::: DATA ENTRIES
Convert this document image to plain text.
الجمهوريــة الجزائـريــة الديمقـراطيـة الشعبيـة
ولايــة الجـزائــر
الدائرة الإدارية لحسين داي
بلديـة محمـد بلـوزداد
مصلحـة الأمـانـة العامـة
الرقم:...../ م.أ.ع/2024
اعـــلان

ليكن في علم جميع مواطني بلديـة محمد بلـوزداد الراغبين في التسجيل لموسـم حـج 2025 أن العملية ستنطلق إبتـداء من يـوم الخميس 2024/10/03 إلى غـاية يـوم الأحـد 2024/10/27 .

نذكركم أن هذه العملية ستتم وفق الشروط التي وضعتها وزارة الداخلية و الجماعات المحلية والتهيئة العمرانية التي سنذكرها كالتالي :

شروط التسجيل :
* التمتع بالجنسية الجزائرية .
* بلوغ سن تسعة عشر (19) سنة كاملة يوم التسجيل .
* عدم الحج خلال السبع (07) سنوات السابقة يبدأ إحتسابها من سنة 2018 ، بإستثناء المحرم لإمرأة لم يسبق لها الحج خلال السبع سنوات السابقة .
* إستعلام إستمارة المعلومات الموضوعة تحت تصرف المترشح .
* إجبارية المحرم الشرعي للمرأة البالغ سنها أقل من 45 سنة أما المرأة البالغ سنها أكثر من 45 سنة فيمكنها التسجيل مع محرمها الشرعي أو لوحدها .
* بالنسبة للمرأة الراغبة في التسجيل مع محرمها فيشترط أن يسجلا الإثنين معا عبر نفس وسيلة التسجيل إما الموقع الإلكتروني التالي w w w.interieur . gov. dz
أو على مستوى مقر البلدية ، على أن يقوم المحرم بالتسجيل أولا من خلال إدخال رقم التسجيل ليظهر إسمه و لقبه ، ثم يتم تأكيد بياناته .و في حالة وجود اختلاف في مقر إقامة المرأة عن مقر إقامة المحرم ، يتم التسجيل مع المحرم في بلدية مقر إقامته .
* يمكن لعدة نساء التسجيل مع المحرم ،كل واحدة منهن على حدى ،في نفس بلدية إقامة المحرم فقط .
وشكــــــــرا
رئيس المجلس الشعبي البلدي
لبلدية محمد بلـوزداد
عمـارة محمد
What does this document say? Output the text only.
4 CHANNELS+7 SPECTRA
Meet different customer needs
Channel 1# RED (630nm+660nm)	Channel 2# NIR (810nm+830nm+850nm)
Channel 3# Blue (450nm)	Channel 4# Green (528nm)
::::::
Reproduce the lines word for word, starting at the one holding "What does this" and ending at the final line of the material above.

◆ TASK RESPONSE:
What does this document say? Output the text only.
4 CHANNELS+7 SPECTRA
Meet different customer needs
Channel 1# RED (630nm+660nm)	Channel 2# NIR (810nm+830nm+850nm)
Channel 3# Blue (450nm)	Channel 4# Green (528nm)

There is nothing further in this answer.